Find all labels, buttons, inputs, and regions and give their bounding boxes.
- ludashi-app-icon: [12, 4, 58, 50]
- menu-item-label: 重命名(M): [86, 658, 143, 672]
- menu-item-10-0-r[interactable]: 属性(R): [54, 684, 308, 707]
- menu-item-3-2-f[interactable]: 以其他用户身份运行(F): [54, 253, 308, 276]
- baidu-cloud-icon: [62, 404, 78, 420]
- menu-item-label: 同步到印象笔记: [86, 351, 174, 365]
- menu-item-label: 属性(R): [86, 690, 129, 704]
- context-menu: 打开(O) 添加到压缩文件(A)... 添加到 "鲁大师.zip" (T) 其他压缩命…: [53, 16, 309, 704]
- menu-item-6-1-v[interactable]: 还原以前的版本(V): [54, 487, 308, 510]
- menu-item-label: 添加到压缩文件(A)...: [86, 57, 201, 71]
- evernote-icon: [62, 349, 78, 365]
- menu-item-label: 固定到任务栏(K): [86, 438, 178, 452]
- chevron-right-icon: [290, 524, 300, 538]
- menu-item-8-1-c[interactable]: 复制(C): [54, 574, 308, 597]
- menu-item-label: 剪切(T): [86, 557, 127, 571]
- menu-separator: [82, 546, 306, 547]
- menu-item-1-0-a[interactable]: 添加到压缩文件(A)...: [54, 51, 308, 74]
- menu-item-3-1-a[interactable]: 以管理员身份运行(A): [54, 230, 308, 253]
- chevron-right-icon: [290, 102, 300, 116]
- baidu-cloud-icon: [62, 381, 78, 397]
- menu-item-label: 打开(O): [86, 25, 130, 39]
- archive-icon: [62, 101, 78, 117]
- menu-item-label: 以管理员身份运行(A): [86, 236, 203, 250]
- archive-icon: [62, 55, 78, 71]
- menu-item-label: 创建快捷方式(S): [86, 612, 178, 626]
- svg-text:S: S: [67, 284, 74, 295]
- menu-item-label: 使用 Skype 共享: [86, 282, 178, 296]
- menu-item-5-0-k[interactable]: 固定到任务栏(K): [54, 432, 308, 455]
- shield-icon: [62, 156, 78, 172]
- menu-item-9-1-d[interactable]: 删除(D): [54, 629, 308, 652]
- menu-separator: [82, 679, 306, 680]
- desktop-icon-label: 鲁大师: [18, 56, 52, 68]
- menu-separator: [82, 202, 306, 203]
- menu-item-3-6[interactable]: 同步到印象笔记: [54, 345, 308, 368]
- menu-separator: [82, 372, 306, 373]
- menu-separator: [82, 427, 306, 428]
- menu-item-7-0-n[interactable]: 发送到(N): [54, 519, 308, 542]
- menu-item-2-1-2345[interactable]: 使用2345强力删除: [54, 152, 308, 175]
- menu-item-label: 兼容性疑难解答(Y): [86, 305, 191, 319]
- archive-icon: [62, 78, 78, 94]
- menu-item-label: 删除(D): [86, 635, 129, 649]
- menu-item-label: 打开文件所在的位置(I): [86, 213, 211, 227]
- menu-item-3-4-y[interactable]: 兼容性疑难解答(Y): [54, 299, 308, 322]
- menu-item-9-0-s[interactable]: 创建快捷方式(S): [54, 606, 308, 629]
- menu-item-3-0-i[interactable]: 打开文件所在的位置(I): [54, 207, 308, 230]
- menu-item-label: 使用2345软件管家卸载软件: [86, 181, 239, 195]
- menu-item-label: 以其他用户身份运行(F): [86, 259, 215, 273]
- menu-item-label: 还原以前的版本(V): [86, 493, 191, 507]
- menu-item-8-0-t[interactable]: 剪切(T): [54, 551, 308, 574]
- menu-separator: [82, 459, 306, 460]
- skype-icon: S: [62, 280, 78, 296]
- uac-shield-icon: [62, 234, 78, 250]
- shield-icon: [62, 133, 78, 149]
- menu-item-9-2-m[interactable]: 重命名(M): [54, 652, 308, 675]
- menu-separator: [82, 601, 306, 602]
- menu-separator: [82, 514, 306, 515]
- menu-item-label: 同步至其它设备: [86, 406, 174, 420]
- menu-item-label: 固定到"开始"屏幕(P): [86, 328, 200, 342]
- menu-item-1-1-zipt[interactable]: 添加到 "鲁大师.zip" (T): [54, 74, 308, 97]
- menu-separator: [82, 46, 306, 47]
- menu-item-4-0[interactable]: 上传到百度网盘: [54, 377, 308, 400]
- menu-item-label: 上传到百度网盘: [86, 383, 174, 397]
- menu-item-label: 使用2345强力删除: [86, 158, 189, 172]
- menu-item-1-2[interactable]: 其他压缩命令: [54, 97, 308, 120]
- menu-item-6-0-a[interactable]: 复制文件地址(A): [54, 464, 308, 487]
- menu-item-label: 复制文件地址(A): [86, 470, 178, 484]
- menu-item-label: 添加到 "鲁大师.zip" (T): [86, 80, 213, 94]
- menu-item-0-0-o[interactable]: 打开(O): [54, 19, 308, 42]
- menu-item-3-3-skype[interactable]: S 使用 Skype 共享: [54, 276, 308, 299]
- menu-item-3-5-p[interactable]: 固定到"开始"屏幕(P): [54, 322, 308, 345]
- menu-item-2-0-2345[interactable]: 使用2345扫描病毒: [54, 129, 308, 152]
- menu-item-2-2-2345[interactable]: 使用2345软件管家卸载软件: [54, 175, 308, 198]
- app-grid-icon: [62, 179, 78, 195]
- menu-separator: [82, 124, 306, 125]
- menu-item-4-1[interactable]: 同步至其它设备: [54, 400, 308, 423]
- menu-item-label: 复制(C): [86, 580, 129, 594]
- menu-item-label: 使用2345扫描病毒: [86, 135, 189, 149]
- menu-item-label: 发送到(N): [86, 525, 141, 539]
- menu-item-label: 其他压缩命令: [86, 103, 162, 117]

########################################

Directions for this task: Copy out every one of the lines above without changing a single character.

Output of the exercise:
Find all labels, buttons, inputs, and regions and give their bounding boxes.
- ludashi-app-icon: [12, 4, 58, 50]
- menu-item-label: 重命名(M): [86, 658, 143, 672]
- menu-item-10-0-r[interactable]: 属性(R): [54, 684, 308, 707]
- menu-item-3-2-f[interactable]: 以其他用户身份运行(F): [54, 253, 308, 276]
- baidu-cloud-icon: [62, 404, 78, 420]
- menu-item-label: 同步到印象笔记: [86, 351, 174, 365]
- menu-item-label: 属性(R): [86, 690, 129, 704]
- context-menu: 打开(O) 添加到压缩文件(A)... 添加到 "鲁大师.zip" (T) 其他压缩命…: [53, 16, 309, 704]
- menu-item-6-1-v[interactable]: 还原以前的版本(V): [54, 487, 308, 510]
- menu-item-label: 添加到压缩文件(A)...: [86, 57, 201, 71]
- evernote-icon: [62, 349, 78, 365]
- menu-item-label: 固定到任务栏(K): [86, 438, 178, 452]
- chevron-right-icon: [290, 524, 300, 538]
- menu-item-8-1-c[interactable]: 复制(C): [54, 574, 308, 597]
- menu-item-label: 剪切(T): [86, 557, 127, 571]
- menu-separator: [82, 546, 306, 547]
- menu-item-1-0-a[interactable]: 添加到压缩文件(A)...: [54, 51, 308, 74]
- menu-item-3-1-a[interactable]: 以管理员身份运行(A): [54, 230, 308, 253]
- chevron-right-icon: [290, 102, 300, 116]
- baidu-cloud-icon: [62, 381, 78, 397]
- menu-item-label: 打开(O): [86, 25, 130, 39]
- archive-icon: [62, 101, 78, 117]
- menu-item-label: 以管理员身份运行(A): [86, 236, 203, 250]
- archive-icon: [62, 55, 78, 71]
- menu-item-label: 创建快捷方式(S): [86, 612, 178, 626]
- svg-text:S: S: [67, 284, 74, 295]
- menu-item-label: 使用 Skype 共享: [86, 282, 178, 296]
- menu-item-5-0-k[interactable]: 固定到任务栏(K): [54, 432, 308, 455]
- shield-icon: [62, 156, 78, 172]
- menu-item-9-1-d[interactable]: 删除(D): [54, 629, 308, 652]
- menu-separator: [82, 679, 306, 680]
- desktop-icon-label: 鲁大师: [18, 56, 52, 68]
- menu-separator: [82, 202, 306, 203]
- menu-item-3-6[interactable]: 同步到印象笔记: [54, 345, 308, 368]
- menu-separator: [82, 372, 306, 373]
- menu-separator: [82, 427, 306, 428]
- menu-item-7-0-n[interactable]: 发送到(N): [54, 519, 308, 542]
- menu-item-2-1-2345[interactable]: 使用2345强力删除: [54, 152, 308, 175]
- menu-item-label: 兼容性疑难解答(Y): [86, 305, 191, 319]
- archive-icon: [62, 78, 78, 94]
- menu-item-label: 删除(D): [86, 635, 129, 649]
- menu-item-label: 打开文件所在的位置(I): [86, 213, 211, 227]
- menu-item-3-4-y[interactable]: 兼容性疑难解答(Y): [54, 299, 308, 322]
- menu-item-9-0-s[interactable]: 创建快捷方式(S): [54, 606, 308, 629]
- menu-item-3-0-i[interactable]: 打开文件所在的位置(I): [54, 207, 308, 230]
- menu-item-label: 使用2345软件管家卸载软件: [86, 181, 239, 195]
- menu-item-label: 以其他用户身份运行(F): [86, 259, 215, 273]
- menu-item-label: 还原以前的版本(V): [86, 493, 191, 507]
- menu-item-8-0-t[interactable]: 剪切(T): [54, 551, 308, 574]
- menu-separator: [82, 459, 306, 460]
- skype-icon: S: [62, 280, 78, 296]
- uac-shield-icon: [62, 234, 78, 250]
- shield-icon: [62, 133, 78, 149]
- menu-item-9-2-m[interactable]: 重命名(M): [54, 652, 308, 675]
- menu-separator: [82, 601, 306, 602]
- menu-separator: [82, 514, 306, 515]
- menu-item-label: 同步至其它设备: [86, 406, 174, 420]
- menu-item-label: 固定到"开始"屏幕(P): [86, 328, 200, 342]
- menu-item-1-1-zipt[interactable]: 添加到 "鲁大师.zip" (T): [54, 74, 308, 97]
- menu-separator: [82, 46, 306, 47]
- menu-item-4-0[interactable]: 上传到百度网盘: [54, 377, 308, 400]
- menu-item-label: 上传到百度网盘: [86, 383, 174, 397]
- menu-item-label: 使用2345强力删除: [86, 158, 189, 172]
- menu-item-1-2[interactable]: 其他压缩命令: [54, 97, 308, 120]
- menu-item-6-0-a[interactable]: 复制文件地址(A): [54, 464, 308, 487]
- menu-item-label: 复制文件地址(A): [86, 470, 178, 484]
- menu-item-label: 添加到 "鲁大师.zip" (T): [86, 80, 213, 94]
- menu-item-0-0-o[interactable]: 打开(O): [54, 19, 308, 42]
- menu-item-3-3-skype[interactable]: S 使用 Skype 共享: [54, 276, 308, 299]
- menu-item-3-5-p[interactable]: 固定到"开始"屏幕(P): [54, 322, 308, 345]
- menu-item-2-0-2345[interactable]: 使用2345扫描病毒: [54, 129, 308, 152]
- menu-item-2-2-2345[interactable]: 使用2345软件管家卸载软件: [54, 175, 308, 198]
- app-grid-icon: [62, 179, 78, 195]
- menu-separator: [82, 124, 306, 125]
- menu-item-4-1[interactable]: 同步至其它设备: [54, 400, 308, 423]
- menu-item-label: 复制(C): [86, 580, 129, 594]
- menu-item-label: 使用2345扫描病毒: [86, 135, 189, 149]
- menu-item-label: 发送到(N): [86, 525, 141, 539]
- menu-item-label: 其他压缩命令: [86, 103, 162, 117]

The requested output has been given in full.